(A run of records)
##############################

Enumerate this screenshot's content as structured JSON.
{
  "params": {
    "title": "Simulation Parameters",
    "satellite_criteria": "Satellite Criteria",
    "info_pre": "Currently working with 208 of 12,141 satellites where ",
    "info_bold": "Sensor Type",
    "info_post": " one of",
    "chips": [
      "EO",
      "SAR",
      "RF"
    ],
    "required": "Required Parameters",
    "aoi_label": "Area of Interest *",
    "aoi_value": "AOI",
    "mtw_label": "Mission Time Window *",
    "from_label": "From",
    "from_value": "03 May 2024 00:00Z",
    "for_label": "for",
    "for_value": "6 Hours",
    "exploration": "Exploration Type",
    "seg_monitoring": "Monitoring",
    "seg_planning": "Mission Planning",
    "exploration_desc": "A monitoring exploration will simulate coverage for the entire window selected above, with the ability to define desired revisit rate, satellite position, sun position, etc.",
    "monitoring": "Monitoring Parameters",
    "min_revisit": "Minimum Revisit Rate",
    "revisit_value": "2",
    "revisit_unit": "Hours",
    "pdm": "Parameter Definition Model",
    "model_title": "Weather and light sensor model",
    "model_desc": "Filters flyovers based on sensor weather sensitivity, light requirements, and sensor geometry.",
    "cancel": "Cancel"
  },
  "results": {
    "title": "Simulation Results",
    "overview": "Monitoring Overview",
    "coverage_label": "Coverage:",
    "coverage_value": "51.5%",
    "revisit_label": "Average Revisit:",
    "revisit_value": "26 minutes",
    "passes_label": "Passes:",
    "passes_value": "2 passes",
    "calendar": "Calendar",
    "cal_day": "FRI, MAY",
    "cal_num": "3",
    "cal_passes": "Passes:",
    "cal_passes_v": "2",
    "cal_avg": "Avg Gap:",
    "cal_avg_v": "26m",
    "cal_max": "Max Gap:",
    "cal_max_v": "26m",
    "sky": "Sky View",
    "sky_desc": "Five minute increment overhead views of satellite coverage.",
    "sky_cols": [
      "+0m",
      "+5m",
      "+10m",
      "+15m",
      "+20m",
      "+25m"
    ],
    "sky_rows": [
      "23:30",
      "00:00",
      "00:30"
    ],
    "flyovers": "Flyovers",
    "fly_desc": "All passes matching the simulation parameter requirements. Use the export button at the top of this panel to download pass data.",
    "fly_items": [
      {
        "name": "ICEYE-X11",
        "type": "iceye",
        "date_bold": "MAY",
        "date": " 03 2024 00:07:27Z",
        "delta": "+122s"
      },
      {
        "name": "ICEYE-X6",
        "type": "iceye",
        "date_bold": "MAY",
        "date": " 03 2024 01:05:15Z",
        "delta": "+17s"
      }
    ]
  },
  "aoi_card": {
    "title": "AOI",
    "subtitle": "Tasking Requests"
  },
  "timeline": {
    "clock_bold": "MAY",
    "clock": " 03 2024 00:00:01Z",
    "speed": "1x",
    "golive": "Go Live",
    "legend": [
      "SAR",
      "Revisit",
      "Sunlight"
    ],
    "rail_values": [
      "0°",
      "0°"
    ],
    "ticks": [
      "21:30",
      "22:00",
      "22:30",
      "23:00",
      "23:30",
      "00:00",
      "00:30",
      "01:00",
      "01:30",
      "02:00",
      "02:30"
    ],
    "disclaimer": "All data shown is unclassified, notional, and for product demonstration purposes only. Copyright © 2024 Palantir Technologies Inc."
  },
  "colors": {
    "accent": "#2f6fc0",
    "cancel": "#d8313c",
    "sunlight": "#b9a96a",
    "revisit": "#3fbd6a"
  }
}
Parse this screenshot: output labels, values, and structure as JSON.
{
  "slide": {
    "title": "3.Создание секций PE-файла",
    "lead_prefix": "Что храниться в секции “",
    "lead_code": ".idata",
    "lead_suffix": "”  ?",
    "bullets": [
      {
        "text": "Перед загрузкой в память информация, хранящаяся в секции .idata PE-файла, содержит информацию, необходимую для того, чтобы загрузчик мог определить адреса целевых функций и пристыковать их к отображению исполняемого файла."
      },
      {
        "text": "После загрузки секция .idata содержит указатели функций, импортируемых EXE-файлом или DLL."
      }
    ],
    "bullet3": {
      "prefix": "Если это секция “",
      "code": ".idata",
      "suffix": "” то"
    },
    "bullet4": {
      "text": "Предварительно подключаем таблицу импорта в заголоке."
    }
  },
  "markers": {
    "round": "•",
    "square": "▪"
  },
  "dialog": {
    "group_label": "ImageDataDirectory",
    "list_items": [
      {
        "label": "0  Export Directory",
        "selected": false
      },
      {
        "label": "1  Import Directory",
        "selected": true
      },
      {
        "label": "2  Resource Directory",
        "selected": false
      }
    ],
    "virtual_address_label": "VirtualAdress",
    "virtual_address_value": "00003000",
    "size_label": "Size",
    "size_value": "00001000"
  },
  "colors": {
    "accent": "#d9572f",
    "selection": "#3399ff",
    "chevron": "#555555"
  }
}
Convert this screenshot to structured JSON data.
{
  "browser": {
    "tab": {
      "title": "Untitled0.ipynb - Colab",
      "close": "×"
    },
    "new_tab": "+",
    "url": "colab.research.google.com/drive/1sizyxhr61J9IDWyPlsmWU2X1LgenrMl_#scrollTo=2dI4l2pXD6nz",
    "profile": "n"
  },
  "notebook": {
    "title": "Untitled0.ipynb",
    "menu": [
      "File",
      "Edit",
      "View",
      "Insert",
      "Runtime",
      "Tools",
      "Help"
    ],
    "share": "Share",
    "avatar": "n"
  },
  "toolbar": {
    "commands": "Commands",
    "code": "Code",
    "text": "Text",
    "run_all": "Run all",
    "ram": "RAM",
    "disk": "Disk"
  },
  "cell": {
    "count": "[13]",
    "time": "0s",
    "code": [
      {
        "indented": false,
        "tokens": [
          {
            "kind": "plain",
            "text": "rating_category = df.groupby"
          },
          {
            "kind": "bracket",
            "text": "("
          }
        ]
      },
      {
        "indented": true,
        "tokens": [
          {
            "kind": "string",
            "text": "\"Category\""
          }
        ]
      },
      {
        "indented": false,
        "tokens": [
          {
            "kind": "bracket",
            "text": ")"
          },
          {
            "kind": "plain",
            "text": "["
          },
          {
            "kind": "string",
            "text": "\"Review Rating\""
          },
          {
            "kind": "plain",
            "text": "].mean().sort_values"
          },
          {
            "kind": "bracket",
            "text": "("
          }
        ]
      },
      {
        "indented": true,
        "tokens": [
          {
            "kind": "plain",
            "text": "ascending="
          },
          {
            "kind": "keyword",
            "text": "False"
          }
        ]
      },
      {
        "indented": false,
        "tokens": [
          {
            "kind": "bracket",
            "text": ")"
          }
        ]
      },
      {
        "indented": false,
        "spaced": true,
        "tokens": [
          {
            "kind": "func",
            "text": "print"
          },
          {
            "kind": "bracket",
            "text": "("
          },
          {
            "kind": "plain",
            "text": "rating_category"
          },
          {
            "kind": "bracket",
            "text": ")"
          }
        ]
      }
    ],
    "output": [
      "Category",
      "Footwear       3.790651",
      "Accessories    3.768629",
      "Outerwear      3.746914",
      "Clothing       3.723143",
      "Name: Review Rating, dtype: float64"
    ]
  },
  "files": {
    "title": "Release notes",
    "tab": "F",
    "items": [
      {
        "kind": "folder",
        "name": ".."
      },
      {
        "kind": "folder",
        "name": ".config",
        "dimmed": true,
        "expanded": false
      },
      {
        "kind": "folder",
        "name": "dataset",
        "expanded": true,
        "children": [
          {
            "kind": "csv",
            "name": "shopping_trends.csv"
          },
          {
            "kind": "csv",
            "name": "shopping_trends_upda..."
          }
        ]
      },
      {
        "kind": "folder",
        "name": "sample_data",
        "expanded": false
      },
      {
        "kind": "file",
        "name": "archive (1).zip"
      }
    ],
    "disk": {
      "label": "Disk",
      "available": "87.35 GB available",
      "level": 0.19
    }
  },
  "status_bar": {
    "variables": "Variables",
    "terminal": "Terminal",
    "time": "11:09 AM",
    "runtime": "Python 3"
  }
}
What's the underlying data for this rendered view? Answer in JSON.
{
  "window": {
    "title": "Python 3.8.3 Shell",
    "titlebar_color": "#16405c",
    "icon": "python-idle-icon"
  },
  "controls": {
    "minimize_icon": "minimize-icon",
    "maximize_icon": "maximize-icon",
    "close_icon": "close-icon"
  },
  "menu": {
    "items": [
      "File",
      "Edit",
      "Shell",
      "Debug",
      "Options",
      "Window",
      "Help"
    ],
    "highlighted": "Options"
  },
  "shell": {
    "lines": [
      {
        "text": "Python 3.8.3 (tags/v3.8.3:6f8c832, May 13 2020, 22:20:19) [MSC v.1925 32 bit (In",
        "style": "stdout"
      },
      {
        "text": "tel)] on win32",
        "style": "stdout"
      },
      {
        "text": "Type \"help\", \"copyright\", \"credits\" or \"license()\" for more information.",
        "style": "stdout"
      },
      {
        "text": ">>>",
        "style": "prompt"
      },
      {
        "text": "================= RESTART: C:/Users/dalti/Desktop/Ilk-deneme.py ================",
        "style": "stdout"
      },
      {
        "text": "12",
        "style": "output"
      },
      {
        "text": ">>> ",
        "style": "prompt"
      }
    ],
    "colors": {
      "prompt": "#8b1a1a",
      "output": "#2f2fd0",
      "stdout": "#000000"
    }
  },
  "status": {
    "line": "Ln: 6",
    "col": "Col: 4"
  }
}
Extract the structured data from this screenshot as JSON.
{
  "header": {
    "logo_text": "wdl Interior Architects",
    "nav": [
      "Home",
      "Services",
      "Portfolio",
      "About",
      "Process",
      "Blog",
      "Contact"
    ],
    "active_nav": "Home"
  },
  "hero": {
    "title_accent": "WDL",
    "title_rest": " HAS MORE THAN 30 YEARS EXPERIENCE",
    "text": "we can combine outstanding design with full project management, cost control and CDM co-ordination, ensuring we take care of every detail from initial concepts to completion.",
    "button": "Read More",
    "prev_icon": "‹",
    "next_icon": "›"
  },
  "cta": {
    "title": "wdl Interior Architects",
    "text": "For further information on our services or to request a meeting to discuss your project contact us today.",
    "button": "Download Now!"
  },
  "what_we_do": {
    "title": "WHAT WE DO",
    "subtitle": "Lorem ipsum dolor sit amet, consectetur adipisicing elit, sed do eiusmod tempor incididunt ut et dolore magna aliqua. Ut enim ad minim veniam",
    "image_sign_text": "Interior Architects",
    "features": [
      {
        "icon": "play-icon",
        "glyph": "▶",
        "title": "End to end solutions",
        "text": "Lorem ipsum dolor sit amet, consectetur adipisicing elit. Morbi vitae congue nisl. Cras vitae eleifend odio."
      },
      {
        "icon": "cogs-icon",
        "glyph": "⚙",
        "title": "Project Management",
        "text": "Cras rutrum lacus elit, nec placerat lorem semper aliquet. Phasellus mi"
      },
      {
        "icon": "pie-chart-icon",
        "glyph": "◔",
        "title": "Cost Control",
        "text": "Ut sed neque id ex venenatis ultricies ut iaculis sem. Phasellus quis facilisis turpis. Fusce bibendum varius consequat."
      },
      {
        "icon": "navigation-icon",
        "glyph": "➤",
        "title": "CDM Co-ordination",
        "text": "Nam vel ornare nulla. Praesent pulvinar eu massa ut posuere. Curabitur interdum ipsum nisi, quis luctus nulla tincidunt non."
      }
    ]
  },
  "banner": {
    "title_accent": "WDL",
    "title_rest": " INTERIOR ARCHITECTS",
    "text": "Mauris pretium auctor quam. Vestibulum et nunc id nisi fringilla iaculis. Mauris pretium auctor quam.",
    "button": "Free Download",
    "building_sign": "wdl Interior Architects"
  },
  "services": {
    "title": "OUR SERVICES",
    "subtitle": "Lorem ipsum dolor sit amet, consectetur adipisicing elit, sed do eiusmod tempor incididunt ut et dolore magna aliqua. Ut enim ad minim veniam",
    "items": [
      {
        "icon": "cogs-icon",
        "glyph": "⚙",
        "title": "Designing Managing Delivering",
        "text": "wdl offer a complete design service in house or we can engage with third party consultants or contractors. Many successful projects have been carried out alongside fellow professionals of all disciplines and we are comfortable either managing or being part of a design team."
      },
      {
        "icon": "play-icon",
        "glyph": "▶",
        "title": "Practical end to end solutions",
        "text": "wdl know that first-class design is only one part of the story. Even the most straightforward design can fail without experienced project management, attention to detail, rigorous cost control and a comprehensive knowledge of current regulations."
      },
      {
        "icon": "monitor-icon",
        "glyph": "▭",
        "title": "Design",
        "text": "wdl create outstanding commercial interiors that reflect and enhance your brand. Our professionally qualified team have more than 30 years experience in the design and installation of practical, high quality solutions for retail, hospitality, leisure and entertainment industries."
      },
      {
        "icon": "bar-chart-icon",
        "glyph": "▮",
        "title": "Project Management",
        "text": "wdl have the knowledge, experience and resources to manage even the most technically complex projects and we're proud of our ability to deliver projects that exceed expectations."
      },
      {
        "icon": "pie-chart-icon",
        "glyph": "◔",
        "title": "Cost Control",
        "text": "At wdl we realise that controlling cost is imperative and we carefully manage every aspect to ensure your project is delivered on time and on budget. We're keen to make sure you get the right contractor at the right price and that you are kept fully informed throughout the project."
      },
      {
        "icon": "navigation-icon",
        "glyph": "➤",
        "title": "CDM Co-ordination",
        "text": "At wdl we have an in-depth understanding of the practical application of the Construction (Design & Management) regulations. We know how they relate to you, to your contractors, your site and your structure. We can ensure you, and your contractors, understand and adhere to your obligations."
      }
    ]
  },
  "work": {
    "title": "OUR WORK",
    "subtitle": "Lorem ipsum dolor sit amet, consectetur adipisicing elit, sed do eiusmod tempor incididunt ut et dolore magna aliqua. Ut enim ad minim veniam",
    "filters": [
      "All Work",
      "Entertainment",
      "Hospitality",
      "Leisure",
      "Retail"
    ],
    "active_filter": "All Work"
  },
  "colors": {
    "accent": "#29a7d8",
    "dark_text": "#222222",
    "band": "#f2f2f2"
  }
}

##############################

▶ **Task description**: Pull out every line of the entries that includes the word "structured".

▶ **Final result**:
Enumerate this screenshot's content as structured JSON.
Convert this screenshot to structured JSON data.
Extract the structured data from this screenshot as JSON.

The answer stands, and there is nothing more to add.